-- Start --

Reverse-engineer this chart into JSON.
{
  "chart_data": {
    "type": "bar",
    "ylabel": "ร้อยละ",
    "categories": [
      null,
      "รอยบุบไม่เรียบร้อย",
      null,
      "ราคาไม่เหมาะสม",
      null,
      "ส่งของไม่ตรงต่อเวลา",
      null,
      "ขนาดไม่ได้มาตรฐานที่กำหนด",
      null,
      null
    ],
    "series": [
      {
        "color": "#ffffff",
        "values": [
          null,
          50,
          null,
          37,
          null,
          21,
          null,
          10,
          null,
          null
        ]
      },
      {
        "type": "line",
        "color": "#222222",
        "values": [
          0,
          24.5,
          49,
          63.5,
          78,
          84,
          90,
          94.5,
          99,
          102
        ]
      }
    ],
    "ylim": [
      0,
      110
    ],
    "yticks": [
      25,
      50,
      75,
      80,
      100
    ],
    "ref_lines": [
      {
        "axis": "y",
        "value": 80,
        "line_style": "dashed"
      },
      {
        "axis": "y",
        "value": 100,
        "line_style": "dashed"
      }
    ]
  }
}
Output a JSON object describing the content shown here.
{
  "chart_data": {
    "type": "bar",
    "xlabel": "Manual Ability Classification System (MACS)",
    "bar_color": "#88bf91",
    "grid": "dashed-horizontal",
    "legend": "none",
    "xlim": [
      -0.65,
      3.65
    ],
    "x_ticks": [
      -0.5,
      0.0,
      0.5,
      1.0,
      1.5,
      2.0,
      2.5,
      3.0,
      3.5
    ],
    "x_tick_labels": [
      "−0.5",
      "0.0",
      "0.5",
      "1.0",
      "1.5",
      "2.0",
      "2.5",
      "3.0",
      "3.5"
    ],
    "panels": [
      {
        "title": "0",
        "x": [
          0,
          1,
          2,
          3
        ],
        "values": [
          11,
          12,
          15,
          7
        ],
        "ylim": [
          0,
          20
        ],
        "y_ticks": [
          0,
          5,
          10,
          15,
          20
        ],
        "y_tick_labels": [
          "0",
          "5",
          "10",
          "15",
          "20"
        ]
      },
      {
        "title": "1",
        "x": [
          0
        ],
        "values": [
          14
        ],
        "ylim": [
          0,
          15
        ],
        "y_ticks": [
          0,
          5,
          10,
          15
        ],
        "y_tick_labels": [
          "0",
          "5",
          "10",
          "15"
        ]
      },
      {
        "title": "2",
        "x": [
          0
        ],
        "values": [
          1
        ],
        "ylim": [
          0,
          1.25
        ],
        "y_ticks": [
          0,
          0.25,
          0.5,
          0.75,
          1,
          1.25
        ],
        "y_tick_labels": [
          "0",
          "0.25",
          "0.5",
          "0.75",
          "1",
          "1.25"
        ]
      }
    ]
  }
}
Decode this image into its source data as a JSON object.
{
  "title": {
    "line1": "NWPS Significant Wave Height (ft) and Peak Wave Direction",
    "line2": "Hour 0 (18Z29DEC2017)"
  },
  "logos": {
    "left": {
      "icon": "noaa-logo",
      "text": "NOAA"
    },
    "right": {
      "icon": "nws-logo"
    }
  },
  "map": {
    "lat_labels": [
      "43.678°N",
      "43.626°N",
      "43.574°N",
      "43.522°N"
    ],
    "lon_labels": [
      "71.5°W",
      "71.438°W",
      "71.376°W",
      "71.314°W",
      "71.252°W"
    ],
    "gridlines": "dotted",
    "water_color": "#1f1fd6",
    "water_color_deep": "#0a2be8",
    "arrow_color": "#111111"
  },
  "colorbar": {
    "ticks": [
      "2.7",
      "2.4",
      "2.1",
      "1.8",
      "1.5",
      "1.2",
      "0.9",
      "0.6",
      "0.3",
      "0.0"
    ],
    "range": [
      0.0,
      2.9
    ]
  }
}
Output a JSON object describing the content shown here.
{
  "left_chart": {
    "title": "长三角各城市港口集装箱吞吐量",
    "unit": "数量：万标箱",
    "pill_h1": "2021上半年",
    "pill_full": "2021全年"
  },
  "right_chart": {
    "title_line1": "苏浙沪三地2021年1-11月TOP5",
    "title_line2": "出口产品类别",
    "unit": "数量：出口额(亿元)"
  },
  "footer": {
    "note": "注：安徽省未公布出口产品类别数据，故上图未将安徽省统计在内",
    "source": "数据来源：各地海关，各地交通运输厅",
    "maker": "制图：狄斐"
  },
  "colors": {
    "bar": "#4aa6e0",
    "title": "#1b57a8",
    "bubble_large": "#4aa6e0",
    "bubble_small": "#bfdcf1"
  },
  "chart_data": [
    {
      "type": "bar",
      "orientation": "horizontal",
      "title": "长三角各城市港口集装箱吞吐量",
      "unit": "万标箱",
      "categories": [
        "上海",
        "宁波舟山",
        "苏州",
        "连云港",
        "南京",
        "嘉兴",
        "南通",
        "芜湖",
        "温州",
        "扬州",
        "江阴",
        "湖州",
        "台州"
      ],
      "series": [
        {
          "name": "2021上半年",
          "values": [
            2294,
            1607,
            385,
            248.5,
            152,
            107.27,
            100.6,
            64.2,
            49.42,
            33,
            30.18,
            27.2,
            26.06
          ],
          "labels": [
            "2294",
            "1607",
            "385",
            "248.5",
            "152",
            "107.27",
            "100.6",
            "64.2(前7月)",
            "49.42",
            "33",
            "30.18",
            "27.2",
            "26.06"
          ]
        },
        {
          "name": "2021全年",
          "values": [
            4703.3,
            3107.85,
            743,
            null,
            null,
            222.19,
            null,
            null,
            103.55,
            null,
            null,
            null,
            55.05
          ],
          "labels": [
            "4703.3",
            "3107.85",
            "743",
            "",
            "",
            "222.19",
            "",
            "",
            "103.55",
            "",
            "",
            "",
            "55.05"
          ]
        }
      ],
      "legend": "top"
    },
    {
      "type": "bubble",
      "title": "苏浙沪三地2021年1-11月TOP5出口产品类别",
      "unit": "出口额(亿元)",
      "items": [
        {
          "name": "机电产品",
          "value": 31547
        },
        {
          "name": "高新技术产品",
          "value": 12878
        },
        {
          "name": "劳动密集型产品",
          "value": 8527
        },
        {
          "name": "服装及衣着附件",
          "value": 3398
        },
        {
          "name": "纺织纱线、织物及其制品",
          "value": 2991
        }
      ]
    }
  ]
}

-- End --

**SHORT TASK**:
Reproduce each record exactly, leaving nothing out.

**OUTPUT FOR THIS EXERCISE**:
Reverse-engineer this chart into JSON.
{
  "chart_data": {
    "type": "bar",
    "ylabel": "ร้อยละ",
    "categories": [
      null,
      "รอยบุบไม่เรียบร้อย",
      null,
      "ราคาไม่เหมาะสม",
      null,
      "ส่งของไม่ตรงต่อเวลา",
      null,
      "ขนาดไม่ได้มาตรฐานที่กำหนด",
      null,
      null
    ],
    "series": [
      {
        "color": "#ffffff",
        "values": [
          null,
          50,
          null,
          37,
          null,
          21,
          null,
          10,
          null,
          null
        ]
      },
      {
        "type": "line",
        "color": "#222222",
        "values": [
          0,
          24.5,
          49,
          63.5,
          78,
          84,
          90,
          94.5,
          99,
          102
        ]
      }
    ],
    "ylim": [
      0,
      110
    ],
    "yticks": [
      25,
      50,
      75,
      80,
      100
    ],
    "ref_lines": [
      {
        "axis": "y",
        "value": 80,
        "line_style": "dashed"
      },
      {
        "axis": "y",
        "value": 100,
        "line_style": "dashed"
      }
    ]
  }
}
Output a JSON object describing the content shown here.
{
  "chart_data": {
    "type": "bar",
    "xlabel": "Manual Ability Classification System (MACS)",
    "bar_color": "#88bf91",
    "grid": "dashed-horizontal",
    "legend": "none",
    "xlim": [
      -0.65,
      3.65
    ],
    "x_ticks": [
      -0.5,
      0.0,
      0.5,
      1.0,
      1.5,
      2.0,
      2.5,
      3.0,
      3.5
    ],
    "x_tick_labels": [
      "−0.5",
      "0.0",
      "0.5",
      "1.0",
      "1.5",
      "2.0",
      "2.5",
      "3.0",
      "3.5"
    ],
    "panels": [
      {
        "title": "0",
        "x": [
          0,
          1,
          2,
          3
        ],
        "values": [
          11,
          12,
          15,
          7
        ],
        "ylim": [
          0,
          20
        ],
        "y_ticks": [
          0,
          5,
          10,
          15,
          20
        ],
        "y_tick_labels": [
          "0",
          "5",
          "10",
          "15",
          "20"
        ]
      },
      {
        "title": "1",
        "x": [
          0
        ],
        "values": [
          14
        ],
        "ylim": [
          0,
          15
        ],
        "y_ticks": [
          0,
          5,
          10,
          15
        ],
        "y_tick_labels": [
          "0",
          "5",
          "10",
          "15"
        ]
      },
      {
        "title": "2",
        "x": [
          0
        ],
        "values": [
          1
        ],
        "ylim": [
          0,
          1.25
        ],
        "y_ticks": [
          0,
          0.25,
          0.5,
          0.75,
          1,
          1.25
        ],
        "y_tick_labels": [
          "0",
          "0.25",
          "0.5",
          "0.75",
          "1",
          "1.25"
        ]
      }
    ]
  }
}
Decode this image into its source data as a JSON object.
{
  "title": {
    "line1": "NWPS Significant Wave Height (ft) and Peak Wave Direction",
    "line2": "Hour 0 (18Z29DEC2017)"
  },
  "logos": {
    "left": {
      "icon": "noaa-logo",
      "text": "NOAA"
    },
    "right": {
      "icon": "nws-logo"
    }
  },
  "map": {
    "lat_labels": [
      "43.678°N",
      "43.626°N",
      "43.574°N",
      "43.522°N"
    ],
    "lon_labels": [
      "71.5°W",
      "71.438°W",
      "71.376°W",
      "71.314°W",
      "71.252°W"
    ],
    "gridlines": "dotted",
    "water_color": "#1f1fd6",
    "water_color_deep": "#0a2be8",
    "arrow_color": "#111111"
  },
  "colorbar": {
    "ticks": [
      "2.7",
      "2.4",
      "2.1",
      "1.8",
      "1.5",
      "1.2",
      "0.9",
      "0.6",
      "0.3",
      "0.0"
    ],
    "range": [
      0.0,
      2.9
    ]
  }
}
Output a JSON object describing the content shown here.
{
  "left_chart": {
    "title": "长三角各城市港口集装箱吞吐量",
    "unit": "数量：万标箱",
    "pill_h1": "2021上半年",
    "pill_full": "2021全年"
  },
  "right_chart": {
    "title_line1": "苏浙沪三地2021年1-11月TOP5",
    "title_line2": "出口产品类别",
    "unit": "数量：出口额(亿元)"
  },
  "footer": {
    "note": "注：安徽省未公布出口产品类别数据，故上图未将安徽省统计在内",
    "source": "数据来源：各地海关，各地交通运输厅",
    "maker": "制图：狄斐"
  },
  "colors": {
    "bar": "#4aa6e0",
    "title": "#1b57a8",
    "bubble_large": "#4aa6e0",
    "bubble_small": "#bfdcf1"
  },
  "chart_data": [
    {
      "type": "bar",
      "orientation": "horizontal",
      "title": "长三角各城市港口集装箱吞吐量",
      "unit": "万标箱",
      "categories": [
        "上海",
        "宁波舟山",
        "苏州",
        "连云港",
        "南京",
        "嘉兴",
        "南通",
        "芜湖",
        "温州",
        "扬州",
        "江阴",
        "湖州",
        "台州"
      ],
      "series": [
        {
          "name": "2021上半年",
          "values": [
            2294,
            1607,
            385,
            248.5,
            152,
            107.27,
            100.6,
            64.2,
            49.42,
            33,
            30.18,
            27.2,
            26.06
          ],
          "labels": [
            "2294",
            "1607",
            "385",
            "248.5",
            "152",
            "107.27",
            "100.6",
            "64.2(前7月)",
            "49.42",
            "33",
            "30.18",
            "27.2",
            "26.06"
          ]
        },
        {
          "name": "2021全年",
          "values": [
            4703.3,
            3107.85,
            743,
            null,
            null,
            222.19,
            null,
            null,
            103.55,
            null,
            null,
            null,
            55.05
          ],
          "labels": [
            "4703.3",
            "3107.85",
            "743",
            "",
            "",
            "222.19",
            "",
            "",
            "103.55",
            "",
            "",
            "",
            "55.05"
          ]
        }
      ],
      "legend": "top"
    },
    {
      "type": "bubble",
      "title": "苏浙沪三地2021年1-11月TOP5出口产品类别",
      "unit": "出口额(亿元)",
      "items": [
        {
          "name": "机电产品",
          "value": 31547
        },
        {
          "name": "高新技术产品",
          "value": 12878
        },
        {
          "name": "劳动密集型产品",
          "value": 8527
        },
        {
          "name": "服装及衣着附件",
          "value": 3398
        },
        {
          "name": "纺织纱线、织物及其制品",
          "value": 2991
        }
      ]
    }
  ]
}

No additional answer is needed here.